*SET EXERCISE A*.
Using the acronym fine-tuning text, answer these questions:
(i) Which model does the repo fine-tune?
(ii) What GPU is named as the target?
(iii) On Windows, what command activates the virtual environment?
*SET EXERCISE B*.
Transcribe the acronym fine-tuning text between "Target GPU: single" and "newer) working first.", inclusive.

*PASSAGE TO READ*.
☆ ☆ ☆ ☆ ☆ ☆ ☆

Acronym SFT with QLoRA (Unsloth + Llama 3.1 8B 4-bit)

This repo fine-tunes unsloth/Meta-Llama-3.1-8B-bnb-4bit using QLoRA to teach your organization-specific acronyms.

Framework: Unsloth + Transformers/TRL (+ PEFT)
Target GPU: single RTX 5070 Ti (Blackwell, CUDA 12.8 wheels)
Task: Supervised fine-tuning (SFT) on chat-style records that map acronyms to expansions and example usage.

0) Environment (Linux/Windows)

Ensure you have the latest NVIDIA driver and PyTorch cu128 wheels (or newer) working first.

python -m venv .venv && source .venv/bin/activate   # Windows: .\.venv\Scripts\Activate.ps1
pip install --upgrade pip
# Install PyTorch cu128 (or the nightly cu128 if needed for Blackwell)

☆ ☆ ☆ ☆ ☆ ☆ ☆

*COLLECTED DATA*.

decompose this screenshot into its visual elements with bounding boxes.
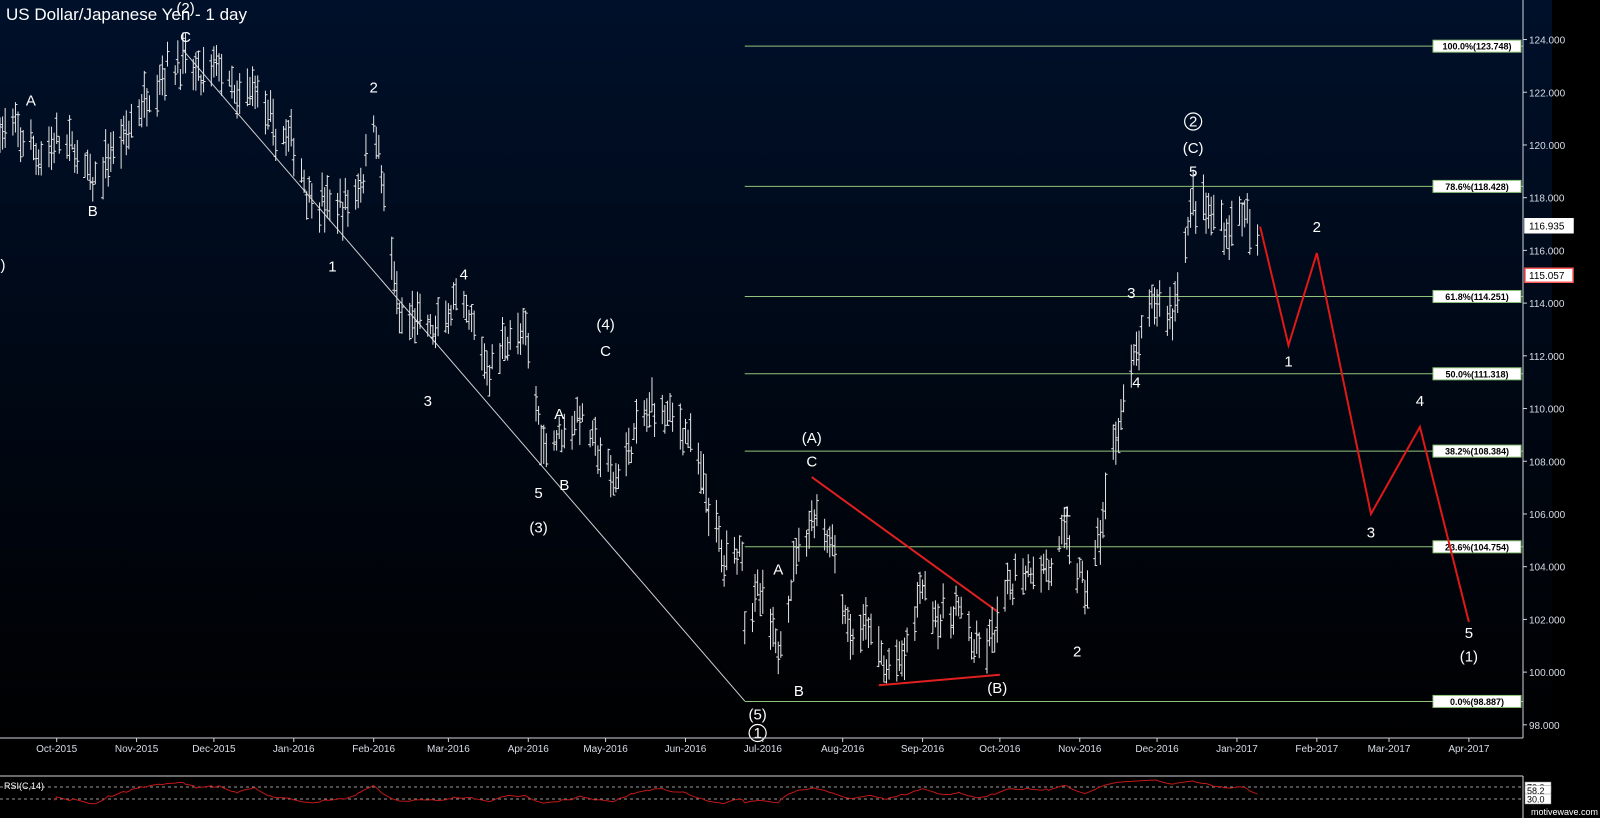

☆ ☆ ☆ ☆ ☆ ☆ ☆

*CORRECT OUTPUT A*.
(i) unsloth/Meta-Llama-3.1-8B-bnb-4bit
(ii) A single RTX 5070 Ti (Blackwell, CUDA 12.8 wheels)
(iii) .\.venv\Scripts\Activate.ps1

*CORRECT OUTPUT B*.
Target GPU: single RTX 5070 Ti (Blackwell, CUDA 12.8 wheels)
Task: Supervised fine-tuning (SFT) on chat-style records that map acronyms to expansions and example usage.

0) Environment (Linux/Windows)

Ensure you have the latest NVIDIA driver and PyTorch cu128 wheels (or newer) working first.